Task instructions: Locate each line below that includes "западный" and reproduce it.

Extracted entries:
========================
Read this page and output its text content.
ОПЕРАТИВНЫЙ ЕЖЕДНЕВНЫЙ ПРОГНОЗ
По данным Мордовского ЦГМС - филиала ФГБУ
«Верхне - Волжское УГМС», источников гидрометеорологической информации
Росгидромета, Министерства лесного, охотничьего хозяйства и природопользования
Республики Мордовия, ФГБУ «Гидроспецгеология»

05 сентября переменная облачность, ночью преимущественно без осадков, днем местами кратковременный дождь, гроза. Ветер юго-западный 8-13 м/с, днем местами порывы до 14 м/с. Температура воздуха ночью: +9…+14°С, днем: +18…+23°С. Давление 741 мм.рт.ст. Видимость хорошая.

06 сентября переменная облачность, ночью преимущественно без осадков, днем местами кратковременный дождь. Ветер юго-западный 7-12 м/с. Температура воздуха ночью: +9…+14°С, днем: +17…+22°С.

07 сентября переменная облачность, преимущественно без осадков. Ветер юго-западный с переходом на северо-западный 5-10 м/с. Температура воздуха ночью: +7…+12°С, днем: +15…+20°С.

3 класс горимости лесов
========================
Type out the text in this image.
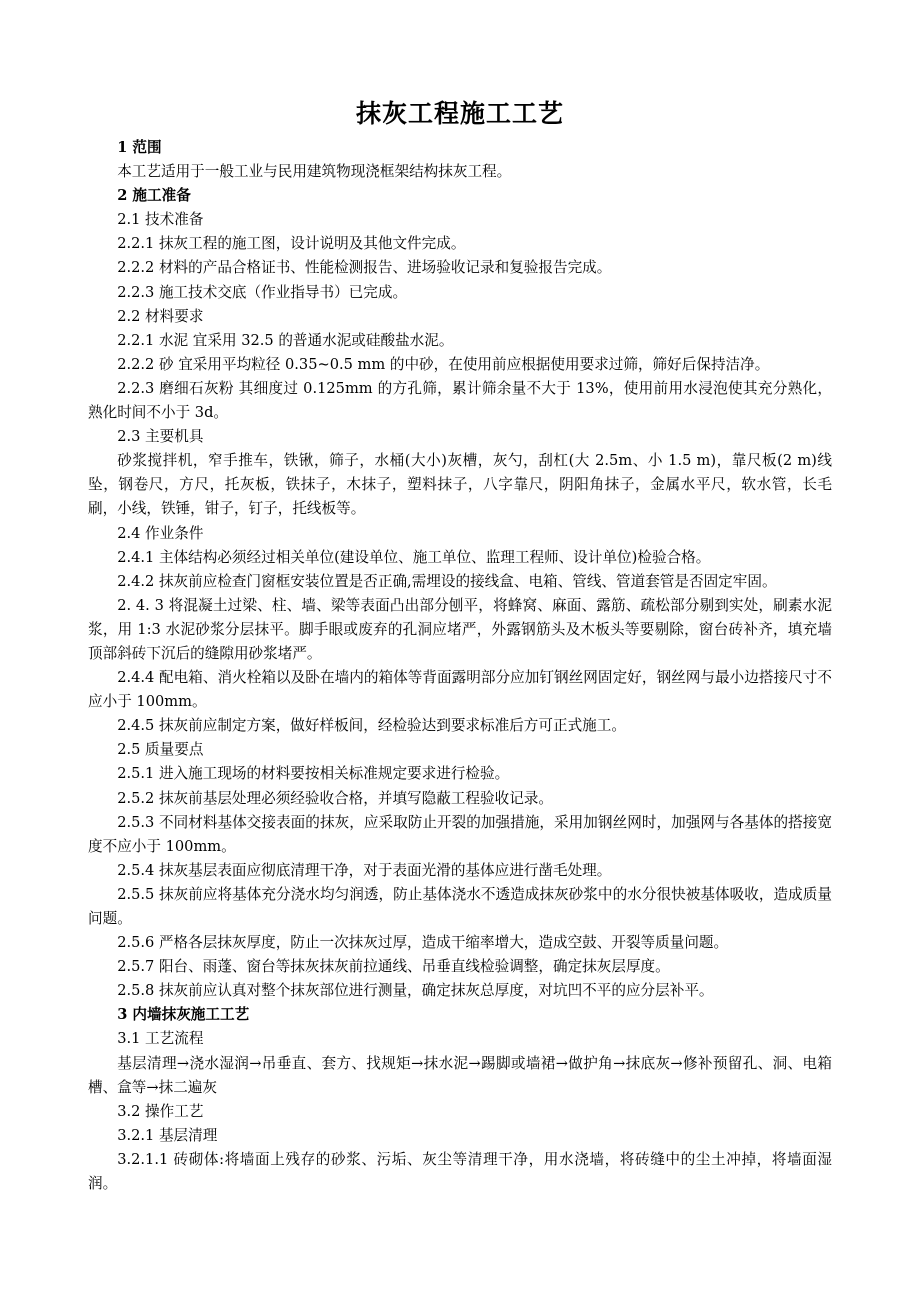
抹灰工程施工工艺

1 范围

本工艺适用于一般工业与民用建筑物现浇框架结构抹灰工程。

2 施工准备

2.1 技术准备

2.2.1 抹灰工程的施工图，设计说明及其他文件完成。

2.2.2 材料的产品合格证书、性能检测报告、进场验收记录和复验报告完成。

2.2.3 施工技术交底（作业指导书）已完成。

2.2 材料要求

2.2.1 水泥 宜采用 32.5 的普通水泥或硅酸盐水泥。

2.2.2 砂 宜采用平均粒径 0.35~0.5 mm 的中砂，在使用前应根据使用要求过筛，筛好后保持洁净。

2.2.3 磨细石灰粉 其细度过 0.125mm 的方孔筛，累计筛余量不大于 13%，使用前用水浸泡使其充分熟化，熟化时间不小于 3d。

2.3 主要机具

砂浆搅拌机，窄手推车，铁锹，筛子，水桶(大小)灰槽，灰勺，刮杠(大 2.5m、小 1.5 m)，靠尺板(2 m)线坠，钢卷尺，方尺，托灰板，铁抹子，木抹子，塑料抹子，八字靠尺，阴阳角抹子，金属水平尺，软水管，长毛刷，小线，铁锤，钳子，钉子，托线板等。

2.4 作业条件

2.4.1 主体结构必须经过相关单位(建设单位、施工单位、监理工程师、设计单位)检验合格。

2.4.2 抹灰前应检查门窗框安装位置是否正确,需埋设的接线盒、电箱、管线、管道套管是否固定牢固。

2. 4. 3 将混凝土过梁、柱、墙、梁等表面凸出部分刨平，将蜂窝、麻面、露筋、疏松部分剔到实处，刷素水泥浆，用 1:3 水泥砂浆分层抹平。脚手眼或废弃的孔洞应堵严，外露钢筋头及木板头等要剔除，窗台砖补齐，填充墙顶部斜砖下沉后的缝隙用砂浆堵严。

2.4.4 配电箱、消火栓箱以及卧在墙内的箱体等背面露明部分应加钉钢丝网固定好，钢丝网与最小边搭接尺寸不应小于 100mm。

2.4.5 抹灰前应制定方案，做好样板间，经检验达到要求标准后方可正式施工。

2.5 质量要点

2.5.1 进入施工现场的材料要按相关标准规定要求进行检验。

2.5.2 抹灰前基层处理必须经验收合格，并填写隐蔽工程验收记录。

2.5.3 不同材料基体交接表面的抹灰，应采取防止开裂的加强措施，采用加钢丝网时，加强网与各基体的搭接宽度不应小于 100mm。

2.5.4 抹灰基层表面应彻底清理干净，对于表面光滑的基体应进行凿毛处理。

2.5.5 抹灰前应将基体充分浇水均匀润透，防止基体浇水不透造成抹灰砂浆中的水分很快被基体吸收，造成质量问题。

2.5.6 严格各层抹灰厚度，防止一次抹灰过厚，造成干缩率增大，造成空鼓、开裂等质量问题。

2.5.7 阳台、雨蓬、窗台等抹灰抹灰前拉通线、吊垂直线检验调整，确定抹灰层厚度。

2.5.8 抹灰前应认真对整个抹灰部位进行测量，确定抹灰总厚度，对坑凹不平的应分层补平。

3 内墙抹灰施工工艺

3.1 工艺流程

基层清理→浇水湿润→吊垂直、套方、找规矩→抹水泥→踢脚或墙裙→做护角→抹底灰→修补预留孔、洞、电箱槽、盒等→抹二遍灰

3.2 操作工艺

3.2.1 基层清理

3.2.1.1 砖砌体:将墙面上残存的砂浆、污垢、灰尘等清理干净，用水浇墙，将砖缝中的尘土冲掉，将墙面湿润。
========================
Exercise solution:
05 сентября переменная облачность, ночью преимущественно без осадков, днем местами кратковременный дождь, гроза. Ветер юго-западный 8-13 м/с, днем местами порывы до 14 м/с. Температура воздуха ночью: +9…+14°С, днем: +18…+23°С. Давление 741 мм.рт.ст. Видимость хорошая.
06 сентября переменная облачность, ночью преимущественно без осадков, днем местами кратковременный дождь. Ветер юго-западный 7-12 м/с. Температура воздуха ночью: +9…+14°С, днем: +17…+22°С.
07 сентября переменная облачность, преимущественно без осадков. Ветер юго-западный с переходом на северо-западный 5-10 м/с. Температура воздуха ночью: +7…+12°С, днем: +15…+20°С.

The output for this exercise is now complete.